PROBLEM REQUIREMENTS
Set each entry down verbatim, omitting images.

DATASET RECORDS
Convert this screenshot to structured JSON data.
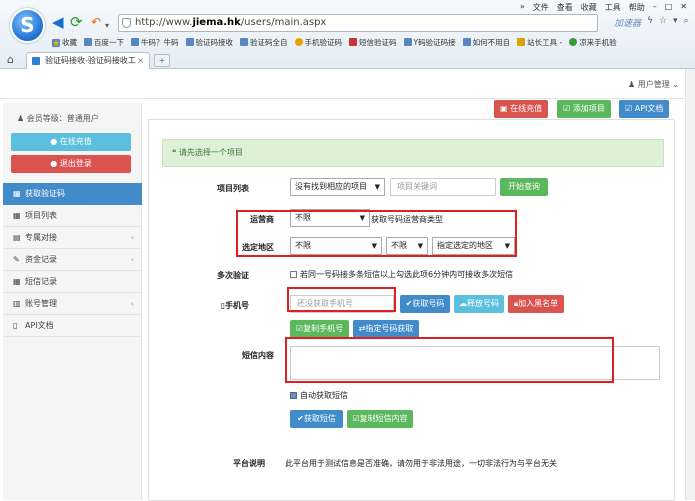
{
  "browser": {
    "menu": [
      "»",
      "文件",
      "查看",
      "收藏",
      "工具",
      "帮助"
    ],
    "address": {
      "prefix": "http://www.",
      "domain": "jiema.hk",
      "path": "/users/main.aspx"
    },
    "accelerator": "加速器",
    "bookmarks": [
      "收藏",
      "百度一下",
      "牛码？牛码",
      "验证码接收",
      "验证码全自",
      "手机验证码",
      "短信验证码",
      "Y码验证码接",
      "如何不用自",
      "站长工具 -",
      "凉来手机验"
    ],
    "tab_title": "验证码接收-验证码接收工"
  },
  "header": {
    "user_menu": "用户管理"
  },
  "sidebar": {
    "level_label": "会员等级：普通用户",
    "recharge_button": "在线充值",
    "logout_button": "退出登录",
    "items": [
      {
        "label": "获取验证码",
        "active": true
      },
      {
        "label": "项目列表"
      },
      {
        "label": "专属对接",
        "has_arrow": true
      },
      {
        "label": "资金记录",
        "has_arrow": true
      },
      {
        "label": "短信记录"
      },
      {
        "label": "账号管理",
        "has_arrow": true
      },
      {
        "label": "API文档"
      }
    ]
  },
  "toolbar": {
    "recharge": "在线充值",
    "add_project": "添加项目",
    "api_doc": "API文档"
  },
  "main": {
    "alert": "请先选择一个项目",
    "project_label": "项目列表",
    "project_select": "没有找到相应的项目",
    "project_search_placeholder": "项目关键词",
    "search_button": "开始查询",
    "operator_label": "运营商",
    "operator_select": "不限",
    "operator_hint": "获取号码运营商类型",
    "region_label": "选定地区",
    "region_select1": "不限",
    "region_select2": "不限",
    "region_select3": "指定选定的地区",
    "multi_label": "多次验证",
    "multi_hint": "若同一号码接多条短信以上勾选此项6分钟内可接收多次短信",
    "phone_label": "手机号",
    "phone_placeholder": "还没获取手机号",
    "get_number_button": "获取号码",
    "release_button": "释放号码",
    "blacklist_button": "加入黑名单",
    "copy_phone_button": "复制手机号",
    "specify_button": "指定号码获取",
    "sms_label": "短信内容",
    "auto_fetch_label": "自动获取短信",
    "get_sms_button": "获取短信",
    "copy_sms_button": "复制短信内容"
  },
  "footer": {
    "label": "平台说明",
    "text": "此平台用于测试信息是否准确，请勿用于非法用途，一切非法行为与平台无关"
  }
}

SOLUTION
Convert this screenshot to structured JSON data.
{
  "browser": {
    "menu": [
      "»",
      "文件",
      "查看",
      "收藏",
      "工具",
      "帮助"
    ],
    "address": {
      "prefix": "http://www.",
      "domain": "jiema.hk",
      "path": "/users/main.aspx"
    },
    "accelerator": "加速器",
    "bookmarks": [
      "收藏",
      "百度一下",
      "牛码？牛码",
      "验证码接收",
      "验证码全自",
      "手机验证码",
      "短信验证码",
      "Y码验证码接",
      "如何不用自",
      "站长工具 -",
      "凉来手机验"
    ],
    "tab_title": "验证码接收-验证码接收工"
  },
  "header": {
    "user_menu": "用户管理"
  },
  "sidebar": {
    "level_label": "会员等级：普通用户",
    "recharge_button": "在线充值",
    "logout_button": "退出登录",
    "items": [
      {
        "label": "获取验证码",
        "active": true
      },
      {
        "label": "项目列表"
      },
      {
        "label": "专属对接",
        "has_arrow": true
      },
      {
        "label": "资金记录",
        "has_arrow": true
      },
      {
        "label": "短信记录"
      },
      {
        "label": "账号管理",
        "has_arrow": true
      },
      {
        "label": "API文档"
      }
    ]
  },
  "toolbar": {
    "recharge": "在线充值",
    "add_project": "添加项目",
    "api_doc": "API文档"
  },
  "main": {
    "alert": "请先选择一个项目",
    "project_label": "项目列表",
    "project_select": "没有找到相应的项目",
    "project_search_placeholder": "项目关键词",
    "search_button": "开始查询",
    "operator_label": "运营商",
    "operator_select": "不限",
    "operator_hint": "获取号码运营商类型",
    "region_label": "选定地区",
    "region_select1": "不限",
    "region_select2": "不限",
    "region_select3": "指定选定的地区",
    "multi_label": "多次验证",
    "multi_hint": "若同一号码接多条短信以上勾选此项6分钟内可接收多次短信",
    "phone_label": "手机号",
    "phone_placeholder": "还没获取手机号",
    "get_number_button": "获取号码",
    "release_button": "释放号码",
    "blacklist_button": "加入黑名单",
    "copy_phone_button": "复制手机号",
    "specify_button": "指定号码获取",
    "sms_label": "短信内容",
    "auto_fetch_label": "自动获取短信",
    "get_sms_button": "获取短信",
    "copy_sms_button": "复制短信内容"
  },
  "footer": {
    "label": "平台说明",
    "text": "此平台用于测试信息是否准确，请勿用于非法用途，一切非法行为与平台无关"
  }
}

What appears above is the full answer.